Exercise objective –
Read the records below. Copy each line where the string "Halle" occurs.

(Items from a data source)
◆ ◆ ◆
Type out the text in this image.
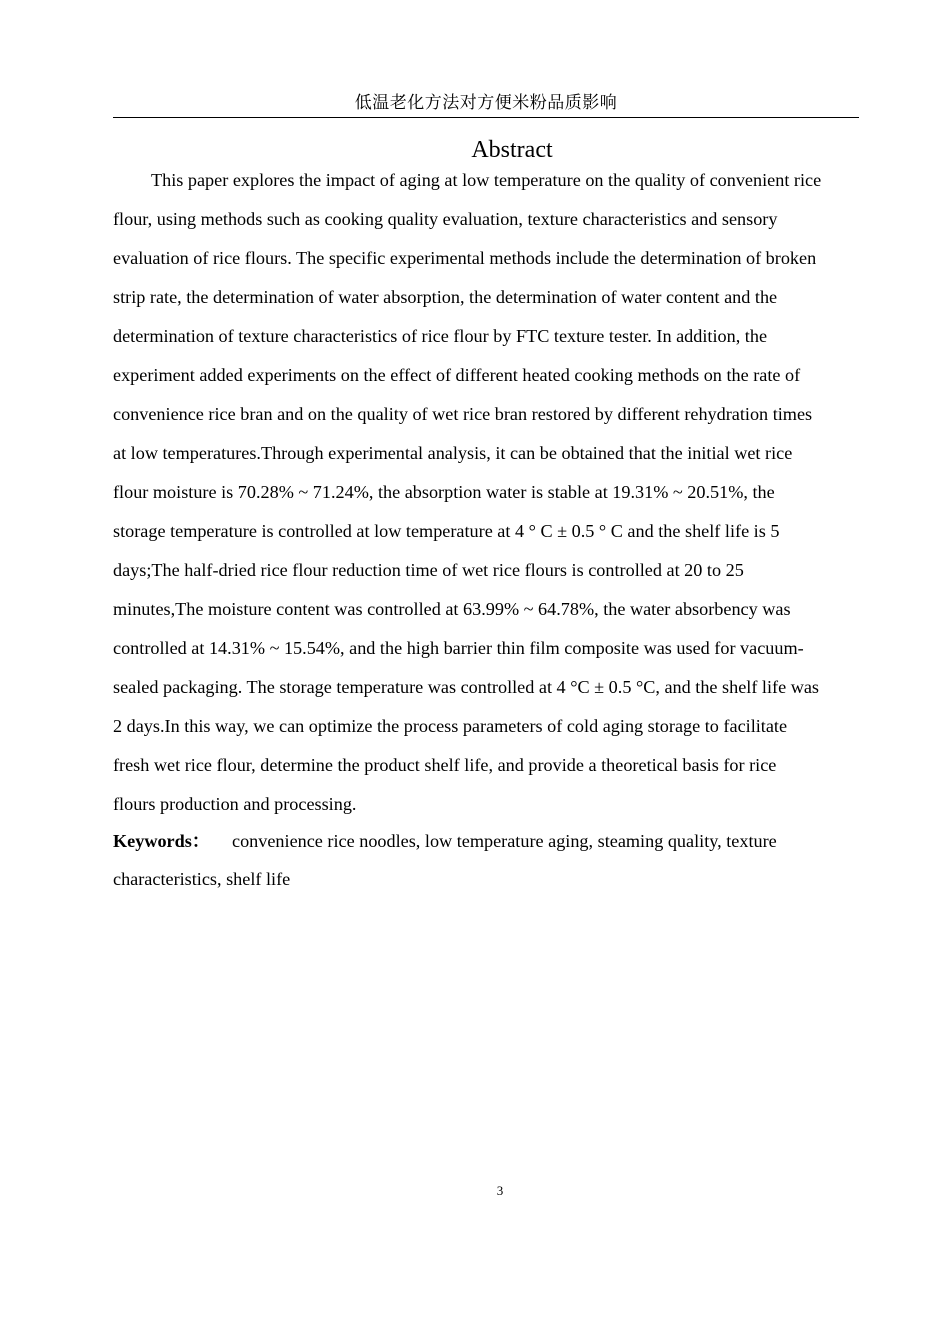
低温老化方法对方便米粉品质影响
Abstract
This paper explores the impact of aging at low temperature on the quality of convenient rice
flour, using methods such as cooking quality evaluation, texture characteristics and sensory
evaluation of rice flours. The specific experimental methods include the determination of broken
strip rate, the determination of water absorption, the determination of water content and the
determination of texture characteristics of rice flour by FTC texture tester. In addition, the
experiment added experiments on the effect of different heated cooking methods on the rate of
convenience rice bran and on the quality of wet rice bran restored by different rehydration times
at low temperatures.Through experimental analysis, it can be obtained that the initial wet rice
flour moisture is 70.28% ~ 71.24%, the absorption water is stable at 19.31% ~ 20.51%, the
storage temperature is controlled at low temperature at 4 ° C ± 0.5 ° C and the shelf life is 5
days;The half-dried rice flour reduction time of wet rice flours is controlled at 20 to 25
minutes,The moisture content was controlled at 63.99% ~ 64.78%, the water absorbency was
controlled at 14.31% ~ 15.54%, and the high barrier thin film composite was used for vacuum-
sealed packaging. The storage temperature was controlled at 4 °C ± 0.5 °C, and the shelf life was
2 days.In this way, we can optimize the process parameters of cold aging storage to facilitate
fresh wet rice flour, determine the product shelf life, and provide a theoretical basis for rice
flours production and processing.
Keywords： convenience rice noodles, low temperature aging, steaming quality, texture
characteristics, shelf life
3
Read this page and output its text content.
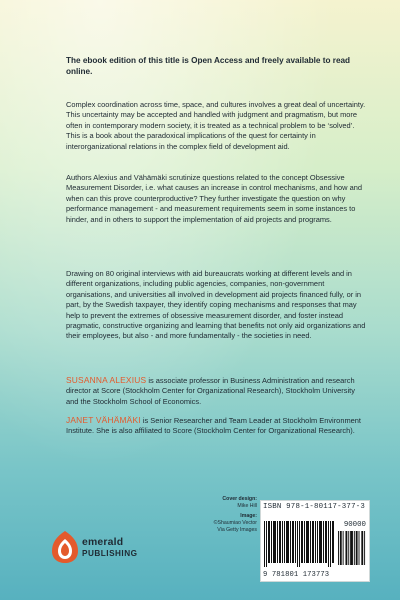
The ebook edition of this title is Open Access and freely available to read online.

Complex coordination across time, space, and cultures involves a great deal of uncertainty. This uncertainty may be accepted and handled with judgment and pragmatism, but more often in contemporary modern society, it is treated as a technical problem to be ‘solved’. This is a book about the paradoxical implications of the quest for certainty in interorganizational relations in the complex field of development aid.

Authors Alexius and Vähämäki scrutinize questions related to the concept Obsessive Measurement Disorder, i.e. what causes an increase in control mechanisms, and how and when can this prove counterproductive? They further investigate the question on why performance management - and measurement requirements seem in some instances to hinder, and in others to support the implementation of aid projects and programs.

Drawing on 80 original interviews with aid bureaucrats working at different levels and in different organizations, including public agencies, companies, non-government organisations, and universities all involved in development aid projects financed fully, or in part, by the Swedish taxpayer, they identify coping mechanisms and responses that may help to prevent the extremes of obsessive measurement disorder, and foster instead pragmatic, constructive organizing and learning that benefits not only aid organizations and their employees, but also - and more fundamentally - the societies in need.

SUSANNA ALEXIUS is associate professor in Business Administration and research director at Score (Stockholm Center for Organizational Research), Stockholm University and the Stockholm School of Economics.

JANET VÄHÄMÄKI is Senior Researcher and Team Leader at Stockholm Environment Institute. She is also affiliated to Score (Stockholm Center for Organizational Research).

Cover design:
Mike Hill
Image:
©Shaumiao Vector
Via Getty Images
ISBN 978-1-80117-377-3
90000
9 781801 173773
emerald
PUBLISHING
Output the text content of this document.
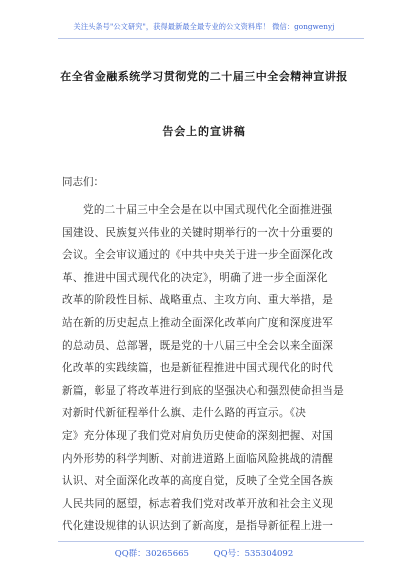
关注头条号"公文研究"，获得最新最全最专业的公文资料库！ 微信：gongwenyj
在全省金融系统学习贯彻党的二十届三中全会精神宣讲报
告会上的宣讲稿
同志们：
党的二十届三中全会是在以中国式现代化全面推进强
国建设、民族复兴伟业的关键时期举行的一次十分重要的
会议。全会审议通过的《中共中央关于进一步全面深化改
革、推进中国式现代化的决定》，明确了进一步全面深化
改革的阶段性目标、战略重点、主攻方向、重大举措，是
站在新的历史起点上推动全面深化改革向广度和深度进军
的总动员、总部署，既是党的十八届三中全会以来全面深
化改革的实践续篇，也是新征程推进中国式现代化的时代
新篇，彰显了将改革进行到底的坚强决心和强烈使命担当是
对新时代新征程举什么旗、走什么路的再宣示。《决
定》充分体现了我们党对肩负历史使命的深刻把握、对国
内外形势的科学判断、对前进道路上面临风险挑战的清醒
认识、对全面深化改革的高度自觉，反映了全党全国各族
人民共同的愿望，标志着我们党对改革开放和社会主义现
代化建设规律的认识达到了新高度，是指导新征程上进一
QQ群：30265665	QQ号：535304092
◆ ◆ ◆
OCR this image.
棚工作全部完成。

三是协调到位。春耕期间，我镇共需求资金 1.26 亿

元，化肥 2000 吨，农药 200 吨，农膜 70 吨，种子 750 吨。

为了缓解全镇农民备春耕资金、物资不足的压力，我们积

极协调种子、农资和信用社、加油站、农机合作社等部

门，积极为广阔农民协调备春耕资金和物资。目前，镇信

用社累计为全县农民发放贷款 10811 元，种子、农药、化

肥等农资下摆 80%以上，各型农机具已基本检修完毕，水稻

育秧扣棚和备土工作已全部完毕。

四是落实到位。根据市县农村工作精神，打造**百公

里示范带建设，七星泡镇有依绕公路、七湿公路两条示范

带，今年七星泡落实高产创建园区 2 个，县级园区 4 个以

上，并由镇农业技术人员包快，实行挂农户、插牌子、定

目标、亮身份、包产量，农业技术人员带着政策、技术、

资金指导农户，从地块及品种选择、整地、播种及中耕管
◆ ◆ ◆
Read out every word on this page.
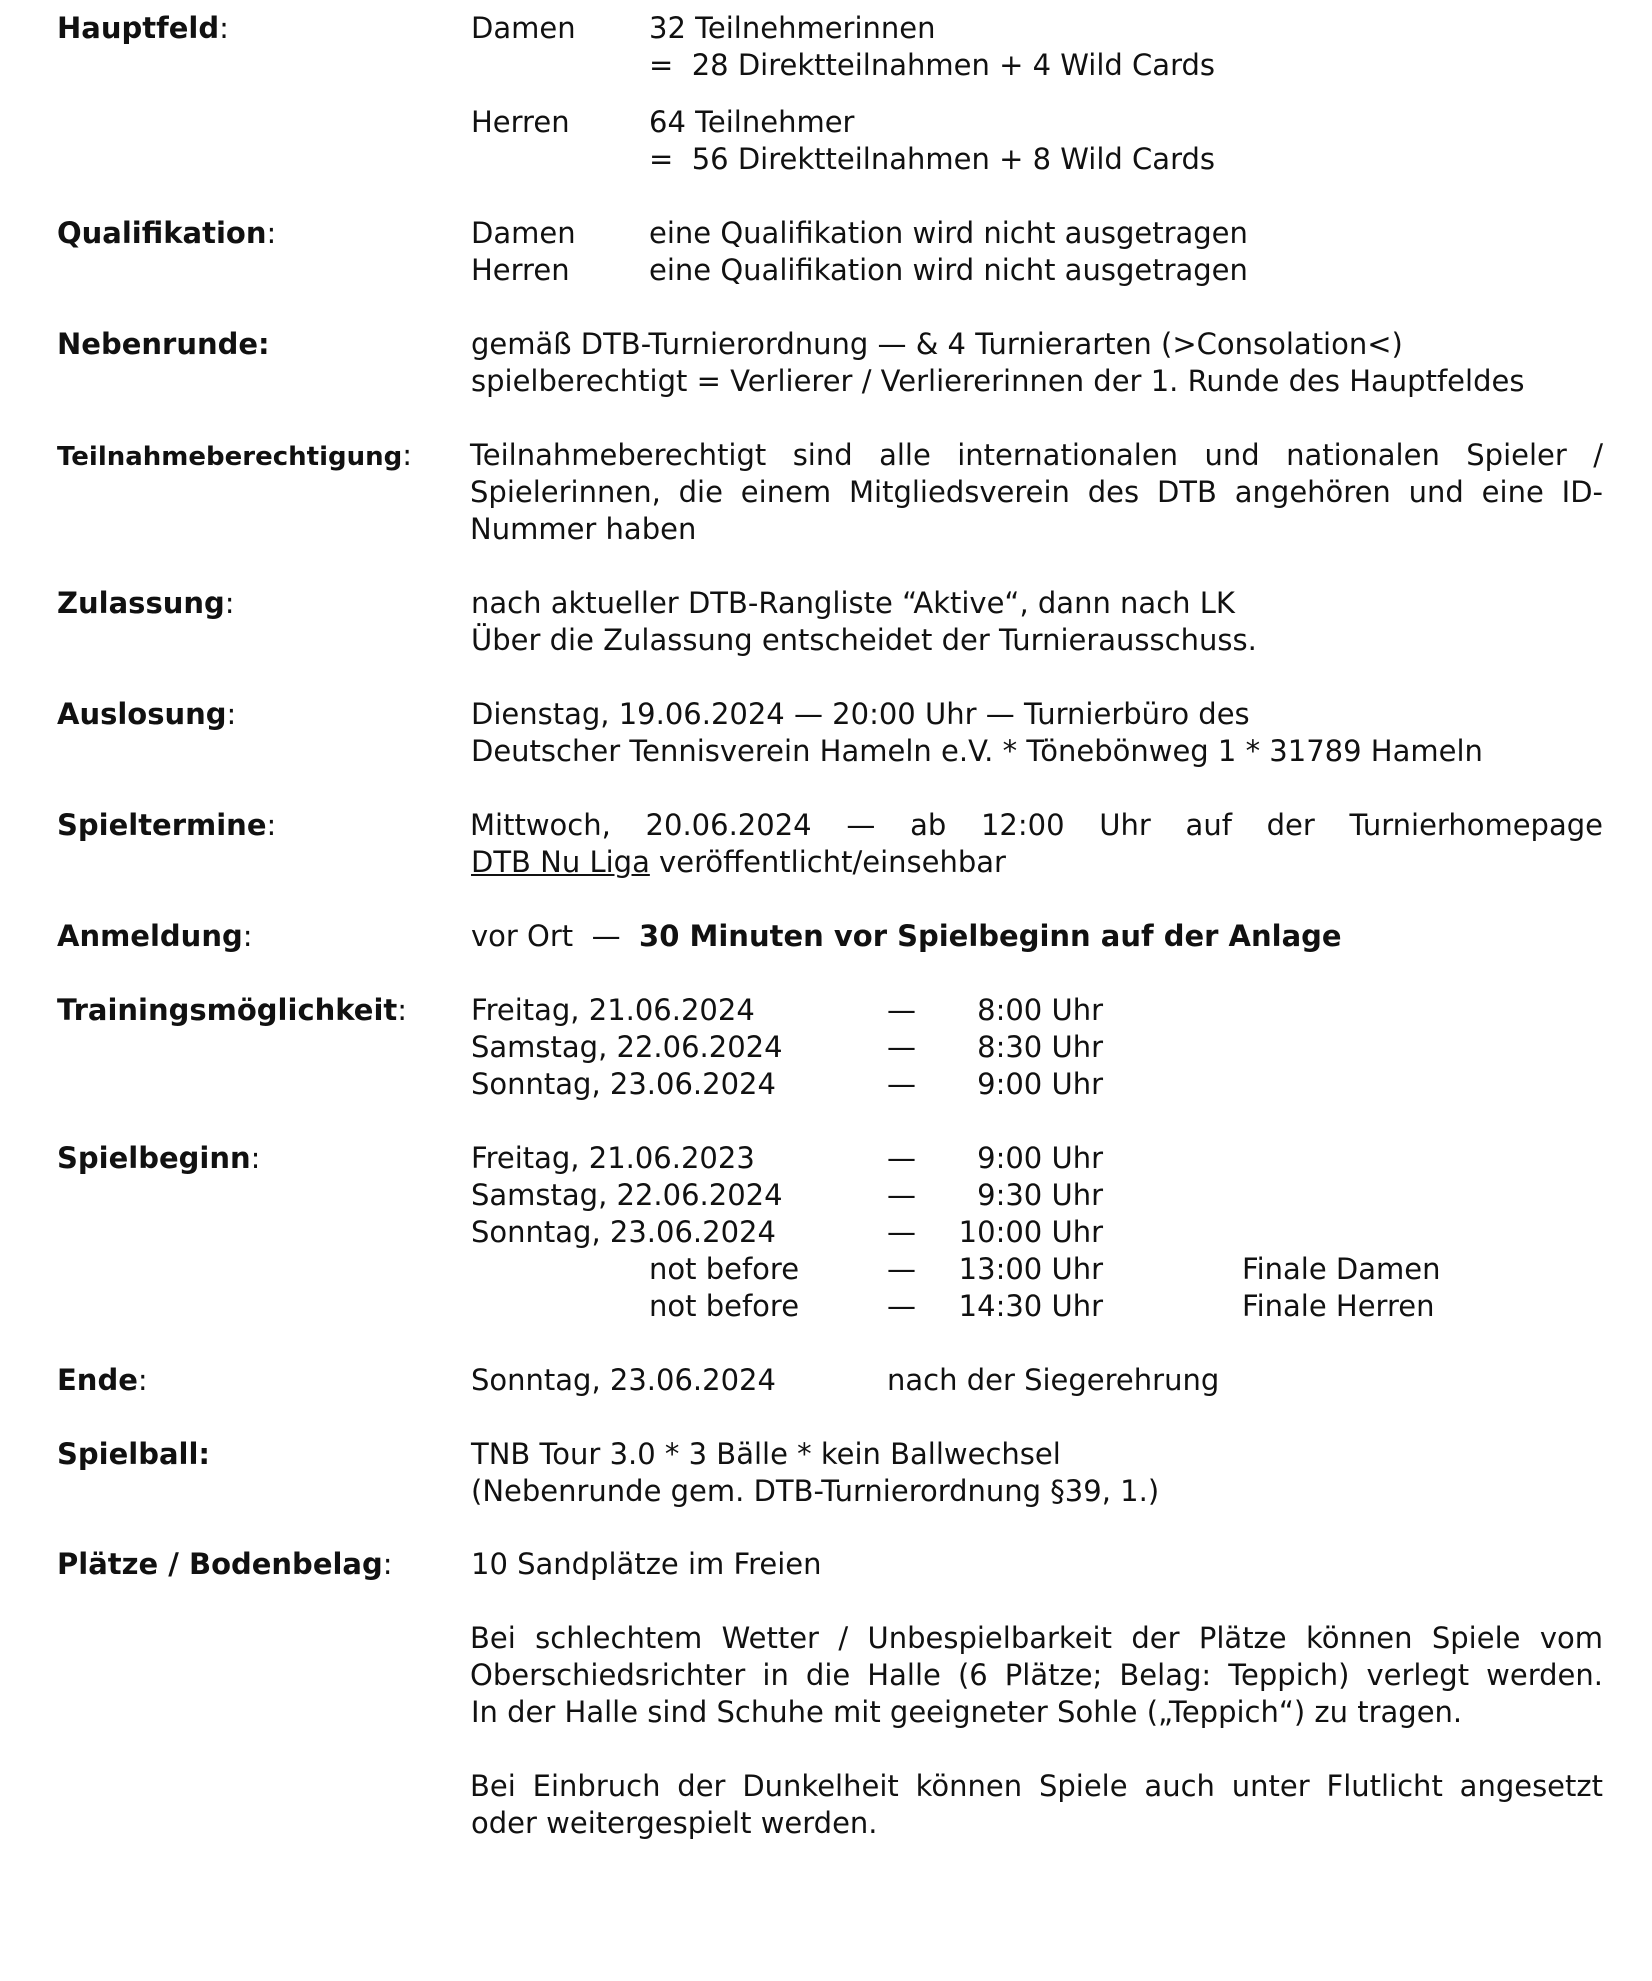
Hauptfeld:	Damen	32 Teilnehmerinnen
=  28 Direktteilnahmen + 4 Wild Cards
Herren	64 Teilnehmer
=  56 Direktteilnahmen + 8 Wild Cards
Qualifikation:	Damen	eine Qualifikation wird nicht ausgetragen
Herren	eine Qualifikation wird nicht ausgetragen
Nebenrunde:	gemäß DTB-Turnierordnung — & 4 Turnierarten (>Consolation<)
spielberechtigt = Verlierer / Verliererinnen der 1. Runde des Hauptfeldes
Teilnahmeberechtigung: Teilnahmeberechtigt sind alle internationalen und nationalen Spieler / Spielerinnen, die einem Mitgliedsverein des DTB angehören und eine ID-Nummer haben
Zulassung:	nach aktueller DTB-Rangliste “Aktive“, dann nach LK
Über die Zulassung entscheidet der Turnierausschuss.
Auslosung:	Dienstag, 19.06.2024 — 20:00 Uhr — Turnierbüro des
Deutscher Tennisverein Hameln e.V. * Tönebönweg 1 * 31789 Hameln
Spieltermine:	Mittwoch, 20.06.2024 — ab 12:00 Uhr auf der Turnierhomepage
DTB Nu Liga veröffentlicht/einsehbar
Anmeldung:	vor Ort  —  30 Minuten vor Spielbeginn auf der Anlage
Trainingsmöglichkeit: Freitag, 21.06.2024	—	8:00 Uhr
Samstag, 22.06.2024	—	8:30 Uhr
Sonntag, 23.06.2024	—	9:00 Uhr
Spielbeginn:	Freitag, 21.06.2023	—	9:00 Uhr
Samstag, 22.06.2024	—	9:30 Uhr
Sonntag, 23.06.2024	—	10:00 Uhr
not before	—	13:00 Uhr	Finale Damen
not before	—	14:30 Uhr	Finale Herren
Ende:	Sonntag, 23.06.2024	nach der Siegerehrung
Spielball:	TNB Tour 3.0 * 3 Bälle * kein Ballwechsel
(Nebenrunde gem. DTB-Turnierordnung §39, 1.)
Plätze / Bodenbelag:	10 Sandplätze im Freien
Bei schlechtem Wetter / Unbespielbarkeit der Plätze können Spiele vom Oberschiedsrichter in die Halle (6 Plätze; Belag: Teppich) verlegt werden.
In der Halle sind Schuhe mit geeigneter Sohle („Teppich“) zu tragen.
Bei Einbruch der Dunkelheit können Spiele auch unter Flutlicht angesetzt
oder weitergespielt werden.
◆ ◆ ◆
Full solution –
Bei schlechtem Wetter / Unbespielbarkeit der Plätze können Spiele vom Oberschiedsrichter in die Halle (6 Plätze; Belag: Teppich) verlegt werden.
In der Halle sind Schuhe mit geeigneter Sohle („Teppich“) zu tragen.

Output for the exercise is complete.